Each record must be reproduced exactly as it is shown.

MATERIAL TO PROCESS:
────
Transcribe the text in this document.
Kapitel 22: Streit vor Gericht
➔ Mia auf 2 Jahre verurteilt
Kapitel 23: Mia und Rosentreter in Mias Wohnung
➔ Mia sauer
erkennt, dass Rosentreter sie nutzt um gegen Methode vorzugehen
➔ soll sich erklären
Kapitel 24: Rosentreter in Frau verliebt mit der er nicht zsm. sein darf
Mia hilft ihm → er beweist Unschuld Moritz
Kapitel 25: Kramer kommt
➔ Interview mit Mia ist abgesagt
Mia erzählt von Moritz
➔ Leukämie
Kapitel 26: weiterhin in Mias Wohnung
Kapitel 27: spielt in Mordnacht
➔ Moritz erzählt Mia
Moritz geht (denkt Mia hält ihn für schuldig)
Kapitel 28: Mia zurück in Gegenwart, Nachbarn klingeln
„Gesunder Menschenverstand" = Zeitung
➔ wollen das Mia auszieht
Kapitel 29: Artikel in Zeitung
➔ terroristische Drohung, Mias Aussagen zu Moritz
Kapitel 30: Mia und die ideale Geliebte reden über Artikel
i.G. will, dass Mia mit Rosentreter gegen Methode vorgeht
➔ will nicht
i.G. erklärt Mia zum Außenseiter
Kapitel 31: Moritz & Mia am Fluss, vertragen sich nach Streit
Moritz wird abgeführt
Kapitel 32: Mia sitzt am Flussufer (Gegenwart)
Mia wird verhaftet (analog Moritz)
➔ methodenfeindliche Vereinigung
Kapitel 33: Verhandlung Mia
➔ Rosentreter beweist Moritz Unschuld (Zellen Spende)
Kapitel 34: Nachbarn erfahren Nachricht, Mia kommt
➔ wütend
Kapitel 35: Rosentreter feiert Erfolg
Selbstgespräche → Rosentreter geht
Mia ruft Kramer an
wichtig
────
RESULT OF THIS EXERCISE:
Transcribe the text in this document.
Kapitel 22: Streit vor Gericht
➔ Mia auf 2 Jahre verurteilt
Kapitel 23: Mia und Rosentreter in Mias Wohnung
➔ Mia sauer
erkennt, dass Rosentreter sie nutzt um gegen Methode vorzugehen
➔ soll sich erklären
Kapitel 24: Rosentreter in Frau verliebt mit der er nicht zsm. sein darf
Mia hilft ihm → er beweist Unschuld Moritz
Kapitel 25: Kramer kommt
➔ Interview mit Mia ist abgesagt
Mia erzählt von Moritz
➔ Leukämie
Kapitel 26: weiterhin in Mias Wohnung
Kapitel 27: spielt in Mordnacht
➔ Moritz erzählt Mia
Moritz geht (denkt Mia hält ihn für schuldig)
Kapitel 28: Mia zurück in Gegenwart, Nachbarn klingeln
„Gesunder Menschenverstand" = Zeitung
➔ wollen das Mia auszieht
Kapitel 29: Artikel in Zeitung
➔ terroristische Drohung, Mias Aussagen zu Moritz
Kapitel 30: Mia und die ideale Geliebte reden über Artikel
i.G. will, dass Mia mit Rosentreter gegen Methode vorgeht
➔ will nicht
i.G. erklärt Mia zum Außenseiter
Kapitel 31: Moritz & Mia am Fluss, vertragen sich nach Streit
Moritz wird abgeführt
Kapitel 32: Mia sitzt am Flussufer (Gegenwart)
Mia wird verhaftet (analog Moritz)
➔ methodenfeindliche Vereinigung
Kapitel 33: Verhandlung Mia
➔ Rosentreter beweist Moritz Unschuld (Zellen Spende)
Kapitel 34: Nachbarn erfahren Nachricht, Mia kommt
➔ wütend
Kapitel 35: Rosentreter feiert Erfolg
Selbstgespräche → Rosentreter geht
Mia ruft Kramer an
wichtig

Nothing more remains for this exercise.